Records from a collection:
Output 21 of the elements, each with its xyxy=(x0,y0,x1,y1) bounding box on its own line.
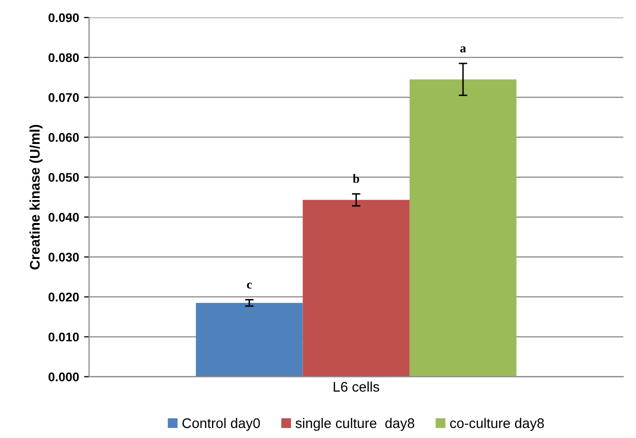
annotation: c xyxy=(246,282,252,289)
legend-label: single culture day8 xyxy=(296,418,414,431)
bar xyxy=(410,79,516,377)
bar xyxy=(196,302,303,377)
y-tick-label: 0.080 xyxy=(48,53,79,62)
legend-label: Control day0 xyxy=(182,418,260,431)
y-tick-label: 0.040 xyxy=(48,212,79,222)
y-tick-label: 0.070 xyxy=(48,93,79,102)
y-tick-label: 0.090 xyxy=(48,13,79,22)
legend-label: co-culture day8 xyxy=(450,418,544,431)
annotation: a xyxy=(460,46,466,52)
y-tick-label: 0.060 xyxy=(48,133,79,142)
y-tick-label: 0.050 xyxy=(48,172,79,182)
y-tick-label: 0.030 xyxy=(48,252,79,262)
y-axis-title: Creatine kinase (U/ml) xyxy=(30,124,42,270)
x-tick-label: L6 cells xyxy=(334,382,380,392)
bar xyxy=(302,200,410,377)
y-tick-label: 0.010 xyxy=(48,332,79,342)
y-tick-label: 0.000 xyxy=(48,372,79,382)
annotation: b xyxy=(352,174,360,183)
y-tick-label: 0.020 xyxy=(48,292,79,302)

▶ [Exercise objective] Drop every picture, then write out the remaining entries above exactly as they appear.

▶ [Answer to this exercise]
Output 21 of the elements, each with its xyxy=(x0,y0,x1,y1) bounding box on its own line.
annotation: c xyxy=(246,282,252,289)
legend-label: single culture day8 xyxy=(296,418,414,431)
bar xyxy=(410,79,516,377)
bar xyxy=(196,302,303,377)
y-tick-label: 0.080 xyxy=(48,53,79,62)
legend-label: Control day0 xyxy=(182,418,260,431)
y-tick-label: 0.040 xyxy=(48,212,79,222)
y-tick-label: 0.070 xyxy=(48,93,79,102)
y-tick-label: 0.090 xyxy=(48,13,79,22)
legend-label: co-culture day8 xyxy=(450,418,544,431)
annotation: a xyxy=(460,46,466,52)
y-tick-label: 0.060 xyxy=(48,133,79,142)
y-tick-label: 0.050 xyxy=(48,172,79,182)
y-tick-label: 0.030 xyxy=(48,252,79,262)
y-axis-title: Creatine kinase (U/ml) xyxy=(30,124,42,270)
x-tick-label: L6 cells xyxy=(334,382,380,392)
bar xyxy=(302,200,410,377)
y-tick-label: 0.010 xyxy=(48,332,79,342)
y-tick-label: 0.000 xyxy=(48,372,79,382)
annotation: b xyxy=(352,174,360,183)
y-tick-label: 0.020 xyxy=(48,292,79,302)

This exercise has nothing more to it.